▶ GIVEN INFORMATION:
<<<<

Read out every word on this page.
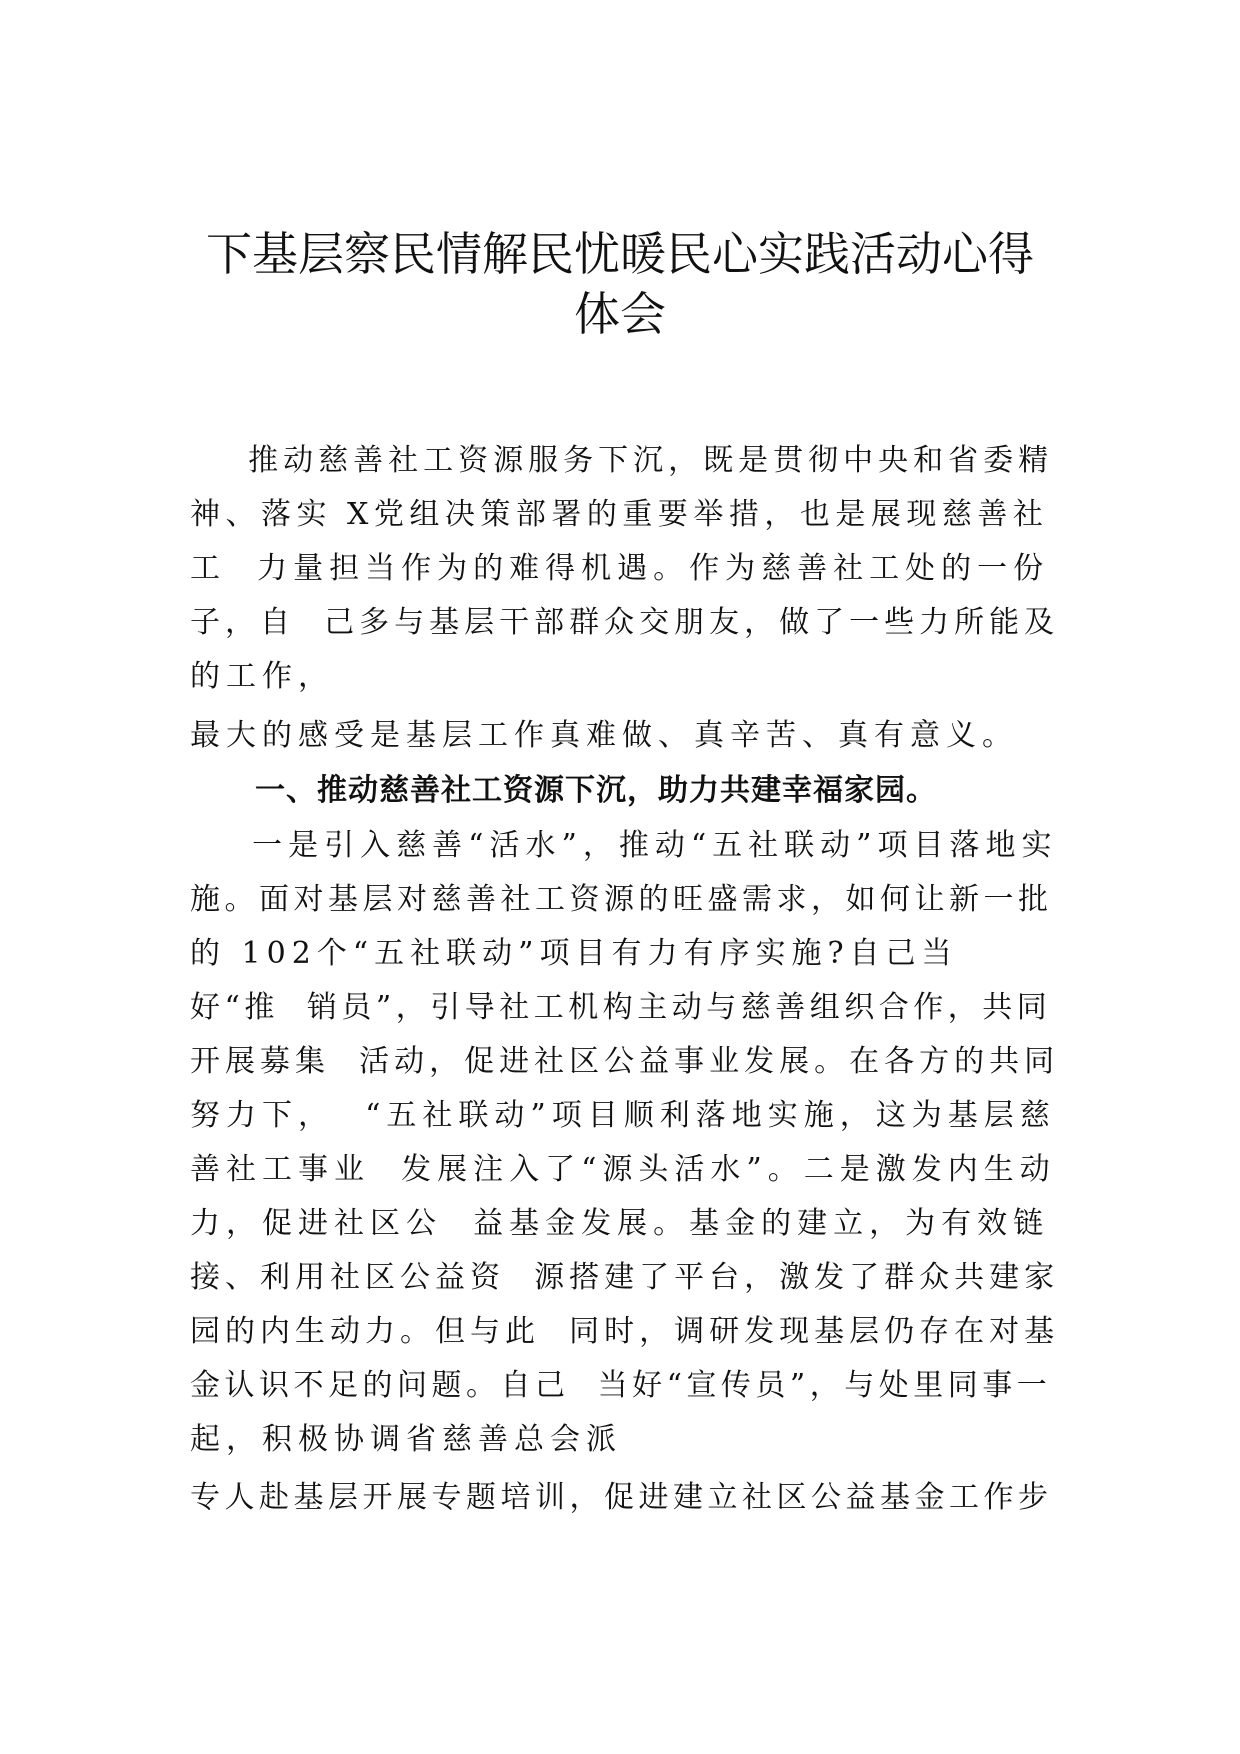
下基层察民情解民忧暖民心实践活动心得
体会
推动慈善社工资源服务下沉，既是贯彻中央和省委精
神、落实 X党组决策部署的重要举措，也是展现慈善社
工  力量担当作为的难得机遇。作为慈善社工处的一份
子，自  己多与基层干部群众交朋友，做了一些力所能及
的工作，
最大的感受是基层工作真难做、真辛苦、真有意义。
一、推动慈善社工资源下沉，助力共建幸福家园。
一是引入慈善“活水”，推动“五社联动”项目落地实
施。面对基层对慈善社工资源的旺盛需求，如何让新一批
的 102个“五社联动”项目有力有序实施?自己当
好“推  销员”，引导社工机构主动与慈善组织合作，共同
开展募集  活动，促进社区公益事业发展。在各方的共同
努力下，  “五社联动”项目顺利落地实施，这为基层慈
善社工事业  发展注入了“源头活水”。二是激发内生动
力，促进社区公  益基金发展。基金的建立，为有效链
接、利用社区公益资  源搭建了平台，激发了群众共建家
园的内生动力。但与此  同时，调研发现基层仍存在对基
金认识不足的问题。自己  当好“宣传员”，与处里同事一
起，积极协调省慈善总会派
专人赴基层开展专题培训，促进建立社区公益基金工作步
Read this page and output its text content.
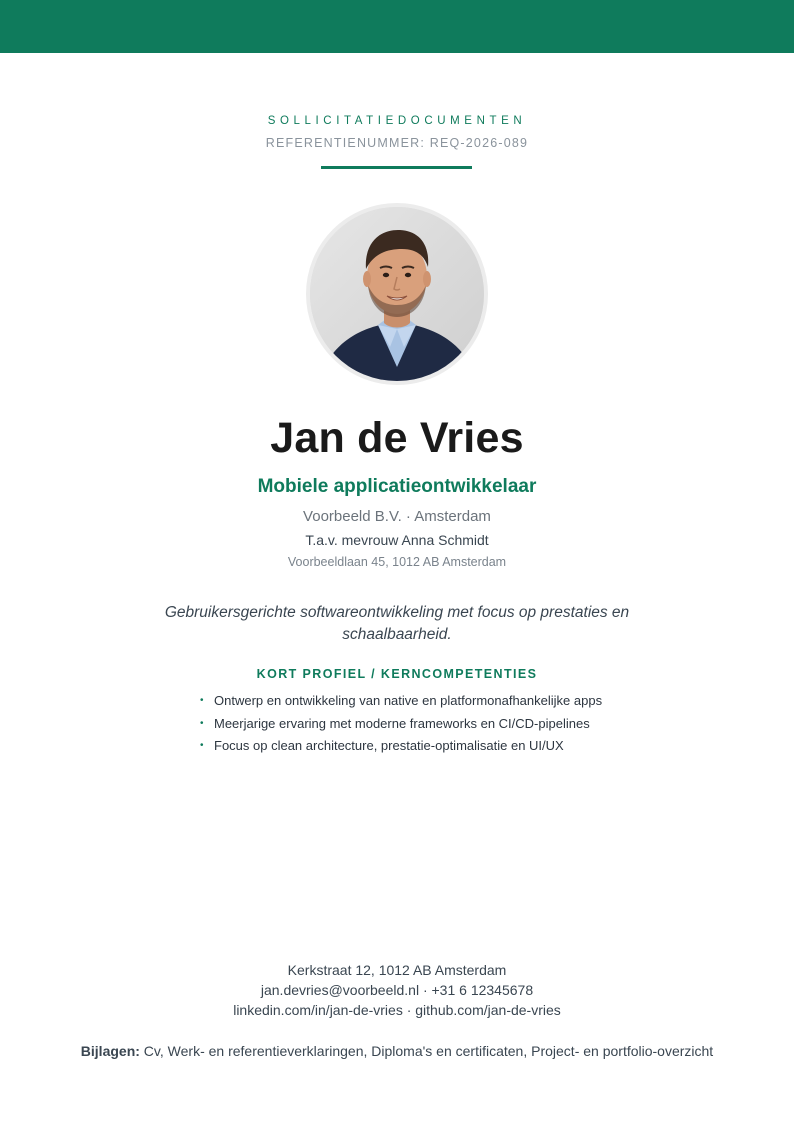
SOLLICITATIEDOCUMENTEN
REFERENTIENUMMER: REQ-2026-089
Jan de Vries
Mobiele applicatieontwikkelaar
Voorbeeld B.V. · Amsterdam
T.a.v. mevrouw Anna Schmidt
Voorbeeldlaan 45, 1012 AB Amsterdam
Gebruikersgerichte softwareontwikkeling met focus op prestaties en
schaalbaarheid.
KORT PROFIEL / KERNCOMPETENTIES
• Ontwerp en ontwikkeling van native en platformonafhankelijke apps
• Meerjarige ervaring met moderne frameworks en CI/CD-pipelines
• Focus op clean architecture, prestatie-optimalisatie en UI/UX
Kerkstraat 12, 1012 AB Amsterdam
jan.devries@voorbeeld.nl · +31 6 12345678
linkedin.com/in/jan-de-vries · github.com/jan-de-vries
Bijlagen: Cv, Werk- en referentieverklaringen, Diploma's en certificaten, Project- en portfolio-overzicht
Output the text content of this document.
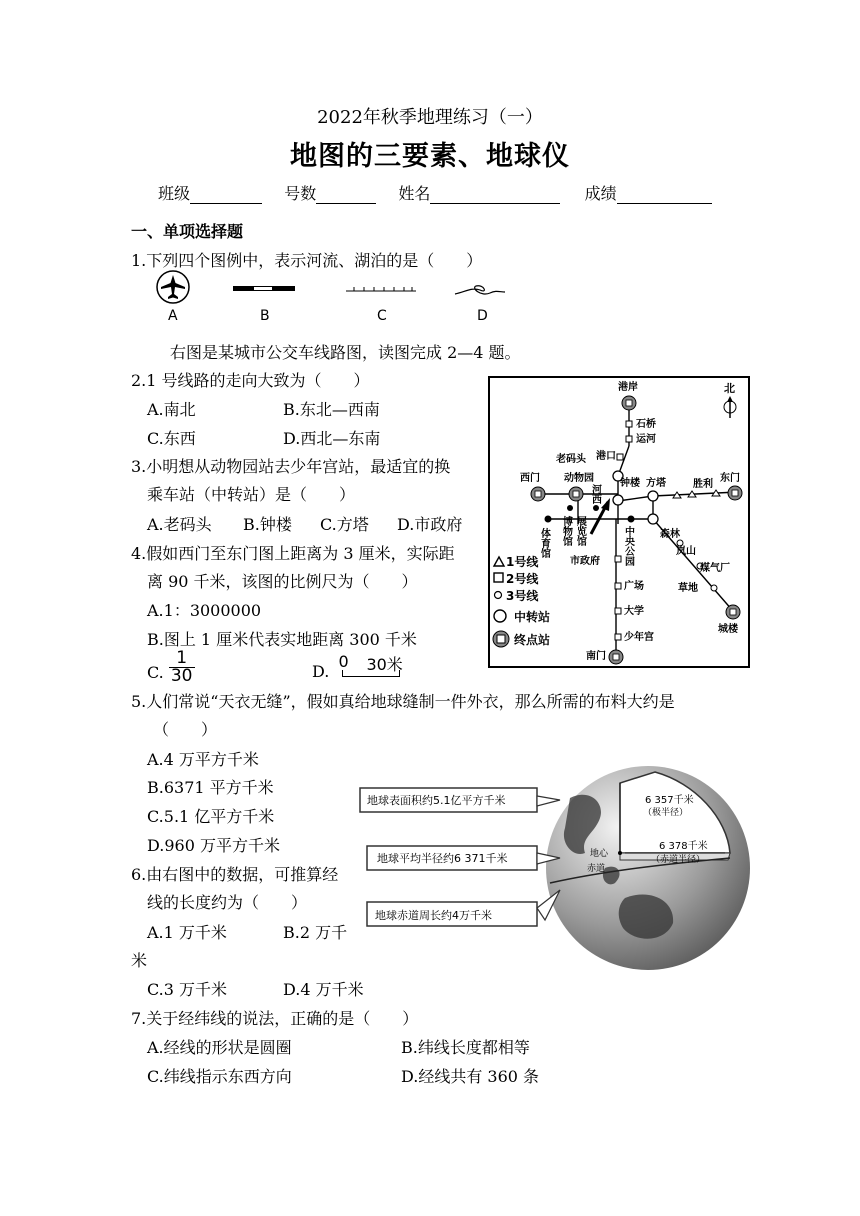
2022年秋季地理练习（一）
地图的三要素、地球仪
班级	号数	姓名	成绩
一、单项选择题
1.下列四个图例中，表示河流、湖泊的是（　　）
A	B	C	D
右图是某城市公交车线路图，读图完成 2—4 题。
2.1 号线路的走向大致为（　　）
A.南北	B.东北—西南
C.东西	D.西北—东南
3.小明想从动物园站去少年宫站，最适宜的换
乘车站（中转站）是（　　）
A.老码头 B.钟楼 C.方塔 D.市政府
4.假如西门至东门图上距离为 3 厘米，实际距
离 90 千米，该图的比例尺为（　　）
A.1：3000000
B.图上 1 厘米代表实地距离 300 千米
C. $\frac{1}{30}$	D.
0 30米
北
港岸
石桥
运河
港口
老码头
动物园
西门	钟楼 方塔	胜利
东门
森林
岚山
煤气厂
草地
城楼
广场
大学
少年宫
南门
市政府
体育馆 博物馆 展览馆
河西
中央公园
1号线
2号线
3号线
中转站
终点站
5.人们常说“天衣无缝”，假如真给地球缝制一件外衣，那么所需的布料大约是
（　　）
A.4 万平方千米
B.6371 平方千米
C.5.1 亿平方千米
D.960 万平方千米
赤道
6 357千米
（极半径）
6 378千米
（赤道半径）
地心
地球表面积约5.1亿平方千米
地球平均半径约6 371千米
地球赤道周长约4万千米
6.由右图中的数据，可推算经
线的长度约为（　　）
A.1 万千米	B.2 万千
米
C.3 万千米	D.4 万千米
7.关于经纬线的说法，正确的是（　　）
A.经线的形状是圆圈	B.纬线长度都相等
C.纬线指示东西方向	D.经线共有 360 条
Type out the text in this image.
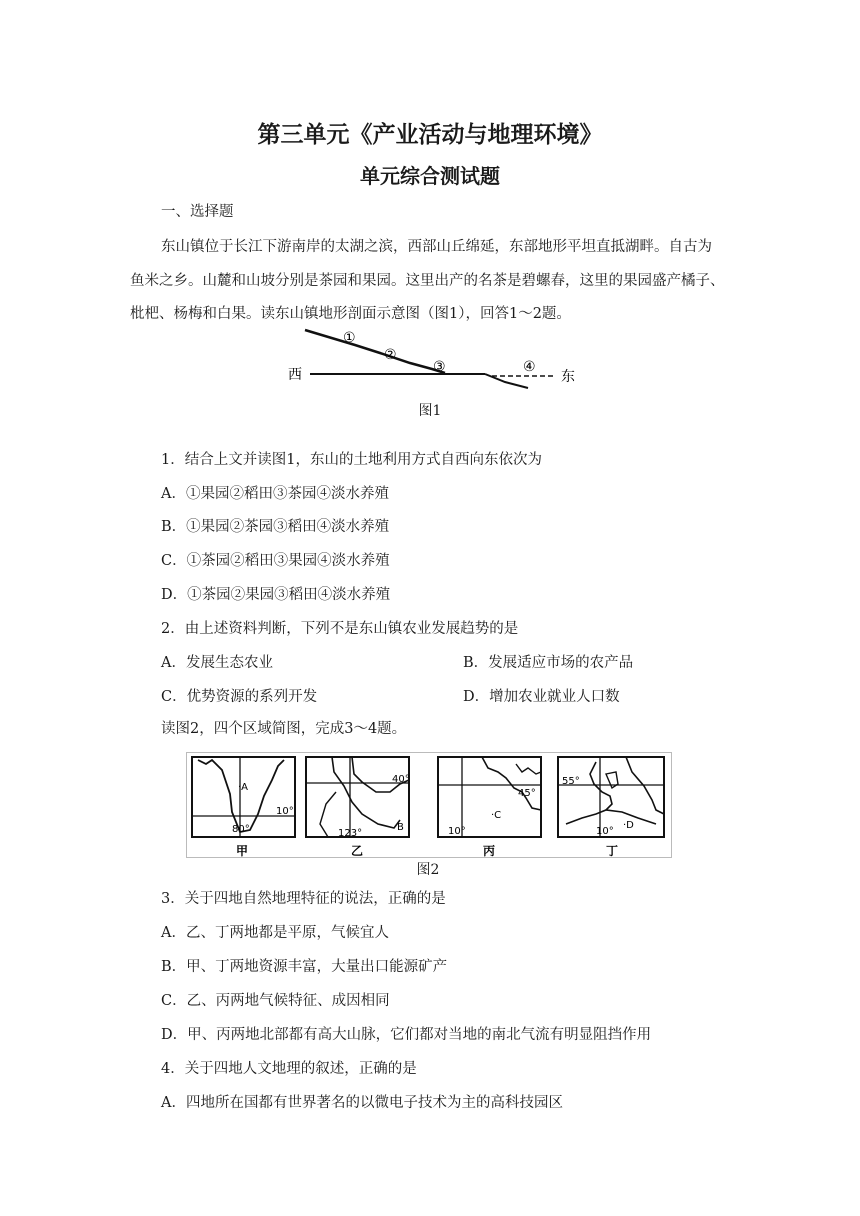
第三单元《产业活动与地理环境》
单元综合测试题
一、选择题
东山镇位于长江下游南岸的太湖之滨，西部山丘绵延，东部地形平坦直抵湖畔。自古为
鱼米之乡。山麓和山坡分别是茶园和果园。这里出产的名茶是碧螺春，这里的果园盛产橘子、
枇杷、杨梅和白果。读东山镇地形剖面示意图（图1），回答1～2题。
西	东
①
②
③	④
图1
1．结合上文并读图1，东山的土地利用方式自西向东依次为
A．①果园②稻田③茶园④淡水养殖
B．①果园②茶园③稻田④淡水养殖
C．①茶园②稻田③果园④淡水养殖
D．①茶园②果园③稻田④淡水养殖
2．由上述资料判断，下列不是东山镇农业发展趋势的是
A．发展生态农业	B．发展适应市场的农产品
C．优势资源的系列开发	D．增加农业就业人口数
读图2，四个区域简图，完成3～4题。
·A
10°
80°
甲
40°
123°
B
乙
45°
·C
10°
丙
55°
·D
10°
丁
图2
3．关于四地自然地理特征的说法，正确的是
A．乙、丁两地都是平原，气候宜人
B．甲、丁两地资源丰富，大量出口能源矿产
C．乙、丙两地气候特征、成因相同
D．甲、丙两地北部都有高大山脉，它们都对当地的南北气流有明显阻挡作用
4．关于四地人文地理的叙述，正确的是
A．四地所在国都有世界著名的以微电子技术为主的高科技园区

>>>>

▶ EXERCISE REQUIREMENTS:
Transcribe the full listing character for character. Pictures are excluded.

▶ FINAL RESULT:
Read out every word on this page.
下基层察民情解民忧暖民心实践活动心得
体会
推动慈善社工资源服务下沉，既是贯彻中央和省委精
神、落实 X党组决策部署的重要举措，也是展现慈善社
工  力量担当作为的难得机遇。作为慈善社工处的一份
子，自  己多与基层干部群众交朋友，做了一些力所能及
的工作，
最大的感受是基层工作真难做、真辛苦、真有意义。
一、推动慈善社工资源下沉，助力共建幸福家园。
一是引入慈善“活水”，推动“五社联动”项目落地实
施。面对基层对慈善社工资源的旺盛需求，如何让新一批
的 102个“五社联动”项目有力有序实施?自己当
好“推  销员”，引导社工机构主动与慈善组织合作，共同
开展募集  活动，促进社区公益事业发展。在各方的共同
努力下，  “五社联动”项目顺利落地实施，这为基层慈
善社工事业  发展注入了“源头活水”。二是激发内生动
力，促进社区公  益基金发展。基金的建立，为有效链
接、利用社区公益资  源搭建了平台，激发了群众共建家
园的内生动力。但与此  同时，调研发现基层仍存在对基
金认识不足的问题。自己  当好“宣传员”，与处里同事一
起，积极协调省慈善总会派
专人赴基层开展专题培训，促进建立社区公益基金工作步
Read this page and output its text content.
SOLLICITATIEDOCUMENTEN
REFERENTIENUMMER: REQ-2026-089
Jan de Vries
Mobiele applicatieontwikkelaar
Voorbeeld B.V. · Amsterdam
T.a.v. mevrouw Anna Schmidt
Voorbeeldlaan 45, 1012 AB Amsterdam
Gebruikersgerichte softwareontwikkeling met focus op prestaties en
schaalbaarheid.
KORT PROFIEL / KERNCOMPETENTIES
• Ontwerp en ontwikkeling van native en platformonafhankelijke apps
• Meerjarige ervaring met moderne frameworks en CI/CD-pipelines
• Focus op clean architecture, prestatie-optimalisatie en UI/UX
Kerkstraat 12, 1012 AB Amsterdam
jan.devries@voorbeeld.nl · +31 6 12345678
linkedin.com/in/jan-de-vries · github.com/jan-de-vries
Bijlagen: Cv, Werk- en referentieverklaringen, Diploma's en certificaten, Project- en portfolio-overzicht
Output the text content of this document.
2022年秋季地理练习（一）
地图的三要素、地球仪
班级	号数	姓名	成绩
一、单项选择题
1.下列四个图例中，表示河流、湖泊的是（　　）
A	B	C	D
右图是某城市公交车线路图，读图完成 2—4 题。
2.1 号线路的走向大致为（　　）
A.南北	B.东北—西南
C.东西	D.西北—东南
3.小明想从动物园站去少年宫站，最适宜的换
乘车站（中转站）是（　　）
A.老码头 B.钟楼 C.方塔 D.市政府
4.假如西门至东门图上距离为 3 厘米，实际距
离 90 千米，该图的比例尺为（　　）
A.1：3000000
B.图上 1 厘米代表实地距离 300 千米
C. $\frac{1}{30}$	D.
0 30米
北
港岸
石桥
运河
港口
老码头
动物园
西门	钟楼 方塔	胜利
东门
森林
岚山
煤气厂
草地
城楼
广场
大学
少年宫
南门
市政府
体育馆 博物馆 展览馆
河西
中央公园
1号线
2号线
3号线
中转站
终点站
5.人们常说“天衣无缝”，假如真给地球缝制一件外衣，那么所需的布料大约是
（　　）
A.4 万平方千米
B.6371 平方千米
C.5.1 亿平方千米
D.960 万平方千米
赤道
6 357千米
（极半径）
6 378千米
（赤道半径）
地心
地球表面积约5.1亿平方千米
地球平均半径约6 371千米
地球赤道周长约4万千米
6.由右图中的数据，可推算经
线的长度约为（　　）
A.1 万千米	B.2 万千
米
C.3 万千米	D.4 万千米
7.关于经纬线的说法，正确的是（　　）
A.经线的形状是圆圈	B.纬线长度都相等
C.纬线指示东西方向	D.经线共有 360 条
Type out the text in this image.
第三单元《产业活动与地理环境》
单元综合测试题
一、选择题
东山镇位于长江下游南岸的太湖之滨，西部山丘绵延，东部地形平坦直抵湖畔。自古为
鱼米之乡。山麓和山坡分别是茶园和果园。这里出产的名茶是碧螺春，这里的果园盛产橘子、
枇杷、杨梅和白果。读东山镇地形剖面示意图（图1），回答1～2题。
西	东
①
②
③	④
图1
1．结合上文并读图1，东山的土地利用方式自西向东依次为
A．①果园②稻田③茶园④淡水养殖
B．①果园②茶园③稻田④淡水养殖
C．①茶园②稻田③果园④淡水养殖
D．①茶园②果园③稻田④淡水养殖
2．由上述资料判断，下列不是东山镇农业发展趋势的是
A．发展生态农业	B．发展适应市场的农产品
C．优势资源的系列开发	D．增加农业就业人口数
读图2，四个区域简图，完成3～4题。
·A
10°
80°
甲
40°
123°
B
乙
45°
·C
10°
丙
55°
·D
10°
丁
图2
3．关于四地自然地理特征的说法，正确的是
A．乙、丁两地都是平原，气候宜人
B．甲、丁两地资源丰富，大量出口能源矿产
C．乙、丙两地气候特征、成因相同
D．甲、丙两地北部都有高大山脉，它们都对当地的南北气流有明显阻挡作用
4．关于四地人文地理的叙述，正确的是
A．四地所在国都有世界著名的以微电子技术为主的高科技园区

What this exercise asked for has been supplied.